◆ **PROBLEM 1**
In the forum comments, what does the first writer say their SP's family values above all else?
◆ **PROBLEM 2**
Reproduce the part of the forum comments that opens with the words containing "Thank you all." and closes with "all of you.".

◆ **EXCERPT TO READ**
* * *

Thank you all. I welcome your comments. My SP has PTSD and a disfunctional family that values drinking above all else. It is very draining and the disappointments are constant. I have been a bundle of nerves with no one on the ourtside to talk to. I am so thankful for this site and all of you.
Thank you
Dear Lovesucks, there is so much i wish i can convey to you in this, about your situation. Im typing on my phone, lost the net when the vampire left, so ignore the typos! Lol! You have to make a choice…to remain in this situation, or to make preparations for yourself to either leave, orhim leave. Neither will be easy for you. You need practical methods to be able to execute this. It will take time. You MUST try to stay a step ahead of him. Dont act out of “character”., try to stay on an even keel. Remaining calm, but solidify in your heart and soul, that your life depends on this. It sucks that even his sister lives in the neighborhood, thats like having another pair of eyes on you. In addition, NEVER under-estimate him! If you are a “meal ticket” to him, you are a s
….sourse of supply to him. If you really want out, you have to be the one to plan on doing whatever it takes, to get yourself together. It will be hard, but you deserve better! Best wishes to you! Keep us updated on your situation? My heart goes out to you! Virtual Hugs to you!!!
OpalRose,
Great list. It describes the “reality” that we live under when the spath is preying on us.
Unless we are aware that these creatures exist, we can’t imagine the extent of the fantasy they paint. Who would do that? and why? It makes no sense.

* * *

◆ **Collection entries**
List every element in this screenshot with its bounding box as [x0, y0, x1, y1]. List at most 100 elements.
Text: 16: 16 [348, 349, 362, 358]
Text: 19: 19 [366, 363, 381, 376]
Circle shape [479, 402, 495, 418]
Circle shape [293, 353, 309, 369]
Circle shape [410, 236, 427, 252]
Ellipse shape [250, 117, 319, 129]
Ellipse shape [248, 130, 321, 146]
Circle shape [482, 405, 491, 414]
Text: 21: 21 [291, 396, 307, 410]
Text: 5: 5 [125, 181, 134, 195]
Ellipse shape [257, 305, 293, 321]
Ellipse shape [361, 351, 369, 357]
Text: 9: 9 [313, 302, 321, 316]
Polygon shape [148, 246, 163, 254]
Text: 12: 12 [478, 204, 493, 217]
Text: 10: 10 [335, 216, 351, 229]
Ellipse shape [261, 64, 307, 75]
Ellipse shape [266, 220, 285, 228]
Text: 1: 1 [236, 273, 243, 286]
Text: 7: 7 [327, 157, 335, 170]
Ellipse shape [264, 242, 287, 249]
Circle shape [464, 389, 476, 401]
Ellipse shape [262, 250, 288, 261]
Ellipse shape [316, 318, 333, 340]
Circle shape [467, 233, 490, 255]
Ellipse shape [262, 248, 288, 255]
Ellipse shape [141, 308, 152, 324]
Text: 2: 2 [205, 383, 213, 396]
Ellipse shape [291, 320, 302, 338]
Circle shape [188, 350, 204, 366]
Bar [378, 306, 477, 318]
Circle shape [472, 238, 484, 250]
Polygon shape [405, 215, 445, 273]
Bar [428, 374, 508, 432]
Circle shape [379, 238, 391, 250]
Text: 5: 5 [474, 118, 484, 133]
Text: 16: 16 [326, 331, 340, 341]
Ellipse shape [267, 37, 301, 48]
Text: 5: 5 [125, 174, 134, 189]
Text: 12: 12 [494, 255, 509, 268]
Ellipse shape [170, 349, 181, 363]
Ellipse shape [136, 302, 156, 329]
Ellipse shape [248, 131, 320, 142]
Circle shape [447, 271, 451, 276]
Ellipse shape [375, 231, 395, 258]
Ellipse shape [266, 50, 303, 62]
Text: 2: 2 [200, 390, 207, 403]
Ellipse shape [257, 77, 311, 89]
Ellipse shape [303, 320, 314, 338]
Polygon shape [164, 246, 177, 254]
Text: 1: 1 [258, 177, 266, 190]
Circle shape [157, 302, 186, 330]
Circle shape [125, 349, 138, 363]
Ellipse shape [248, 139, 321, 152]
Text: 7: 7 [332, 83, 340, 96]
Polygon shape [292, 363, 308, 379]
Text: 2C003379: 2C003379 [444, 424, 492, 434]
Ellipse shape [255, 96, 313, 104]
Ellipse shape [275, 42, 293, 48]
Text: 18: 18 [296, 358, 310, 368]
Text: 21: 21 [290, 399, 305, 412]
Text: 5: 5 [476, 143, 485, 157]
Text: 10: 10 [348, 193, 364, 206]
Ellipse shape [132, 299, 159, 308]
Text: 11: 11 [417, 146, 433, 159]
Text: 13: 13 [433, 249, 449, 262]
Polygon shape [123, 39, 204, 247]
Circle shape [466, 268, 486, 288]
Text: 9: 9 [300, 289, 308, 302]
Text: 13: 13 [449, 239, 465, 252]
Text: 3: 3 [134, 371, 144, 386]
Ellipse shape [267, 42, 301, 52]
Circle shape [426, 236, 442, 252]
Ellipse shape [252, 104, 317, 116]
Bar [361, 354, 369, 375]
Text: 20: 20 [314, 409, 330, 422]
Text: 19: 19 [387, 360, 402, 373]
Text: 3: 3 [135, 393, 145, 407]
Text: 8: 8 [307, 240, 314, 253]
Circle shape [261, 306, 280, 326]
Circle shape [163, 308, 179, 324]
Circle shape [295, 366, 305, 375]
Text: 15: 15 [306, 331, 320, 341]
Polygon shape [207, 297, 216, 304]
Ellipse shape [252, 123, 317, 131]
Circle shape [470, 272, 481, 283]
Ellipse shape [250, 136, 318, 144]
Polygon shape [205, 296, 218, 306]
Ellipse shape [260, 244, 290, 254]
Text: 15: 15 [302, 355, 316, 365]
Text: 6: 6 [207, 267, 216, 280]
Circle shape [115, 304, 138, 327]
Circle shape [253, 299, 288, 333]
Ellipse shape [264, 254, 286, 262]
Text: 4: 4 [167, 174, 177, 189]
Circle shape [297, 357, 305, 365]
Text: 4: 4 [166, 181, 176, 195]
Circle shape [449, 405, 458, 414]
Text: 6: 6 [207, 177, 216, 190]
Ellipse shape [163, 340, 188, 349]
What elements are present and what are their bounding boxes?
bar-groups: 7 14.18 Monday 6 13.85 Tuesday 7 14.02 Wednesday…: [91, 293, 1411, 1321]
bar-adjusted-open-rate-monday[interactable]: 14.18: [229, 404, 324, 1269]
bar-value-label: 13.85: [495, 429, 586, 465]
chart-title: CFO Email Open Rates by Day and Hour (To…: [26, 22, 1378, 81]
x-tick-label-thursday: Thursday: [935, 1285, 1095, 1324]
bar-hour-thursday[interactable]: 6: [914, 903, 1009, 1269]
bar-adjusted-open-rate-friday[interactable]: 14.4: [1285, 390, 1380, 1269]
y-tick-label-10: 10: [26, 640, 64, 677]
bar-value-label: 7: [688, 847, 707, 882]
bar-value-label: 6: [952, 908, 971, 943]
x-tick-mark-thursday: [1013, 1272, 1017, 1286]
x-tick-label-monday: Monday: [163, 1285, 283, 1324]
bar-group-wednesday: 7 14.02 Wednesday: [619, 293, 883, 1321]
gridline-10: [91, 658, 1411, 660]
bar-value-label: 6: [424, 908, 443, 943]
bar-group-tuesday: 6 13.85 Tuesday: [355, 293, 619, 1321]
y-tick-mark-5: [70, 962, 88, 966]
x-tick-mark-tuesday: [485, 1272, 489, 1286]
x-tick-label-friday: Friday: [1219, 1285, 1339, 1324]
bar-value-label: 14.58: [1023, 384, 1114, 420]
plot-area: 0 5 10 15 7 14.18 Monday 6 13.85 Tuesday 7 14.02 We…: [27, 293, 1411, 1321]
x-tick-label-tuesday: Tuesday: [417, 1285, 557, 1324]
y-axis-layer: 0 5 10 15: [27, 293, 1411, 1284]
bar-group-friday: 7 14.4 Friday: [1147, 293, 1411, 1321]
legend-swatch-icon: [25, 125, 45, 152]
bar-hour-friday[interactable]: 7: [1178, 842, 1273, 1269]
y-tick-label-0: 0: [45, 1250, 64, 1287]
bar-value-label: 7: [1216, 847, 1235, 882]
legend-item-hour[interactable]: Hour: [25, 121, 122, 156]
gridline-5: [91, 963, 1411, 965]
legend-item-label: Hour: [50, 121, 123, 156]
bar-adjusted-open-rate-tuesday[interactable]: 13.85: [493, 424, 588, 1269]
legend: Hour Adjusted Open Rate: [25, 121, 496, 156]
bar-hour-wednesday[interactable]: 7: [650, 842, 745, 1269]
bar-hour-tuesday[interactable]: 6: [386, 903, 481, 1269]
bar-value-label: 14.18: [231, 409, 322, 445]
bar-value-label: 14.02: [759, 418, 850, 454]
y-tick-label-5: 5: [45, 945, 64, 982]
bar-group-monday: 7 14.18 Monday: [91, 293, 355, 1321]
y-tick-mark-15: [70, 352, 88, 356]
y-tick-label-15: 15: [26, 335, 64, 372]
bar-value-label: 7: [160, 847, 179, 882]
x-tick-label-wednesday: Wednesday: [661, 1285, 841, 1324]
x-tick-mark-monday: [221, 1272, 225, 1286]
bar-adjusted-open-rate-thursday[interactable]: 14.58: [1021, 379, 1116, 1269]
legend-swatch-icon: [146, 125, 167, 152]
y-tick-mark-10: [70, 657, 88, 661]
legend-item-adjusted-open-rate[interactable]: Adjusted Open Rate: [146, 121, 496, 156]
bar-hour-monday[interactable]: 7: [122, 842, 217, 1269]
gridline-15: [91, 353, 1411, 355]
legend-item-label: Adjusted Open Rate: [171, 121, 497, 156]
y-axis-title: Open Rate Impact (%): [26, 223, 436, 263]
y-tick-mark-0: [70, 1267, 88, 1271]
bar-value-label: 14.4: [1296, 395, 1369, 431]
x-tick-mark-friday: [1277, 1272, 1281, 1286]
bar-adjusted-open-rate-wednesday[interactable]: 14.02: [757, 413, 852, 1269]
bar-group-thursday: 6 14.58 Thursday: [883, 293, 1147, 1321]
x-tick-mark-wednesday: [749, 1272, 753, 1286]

* * *

◆ **ANSWER BOX 1**
Drinking.

◆ **ANSWER BOX 2**
Thank you all. I welcome your comments. My SP has PTSD and a disfunctional family that values drinking above all else. It is very draining and the disappointments are constant. I have been a bundle of nerves with no one on the ourtside to talk to. I am so thankful for this site and all of you.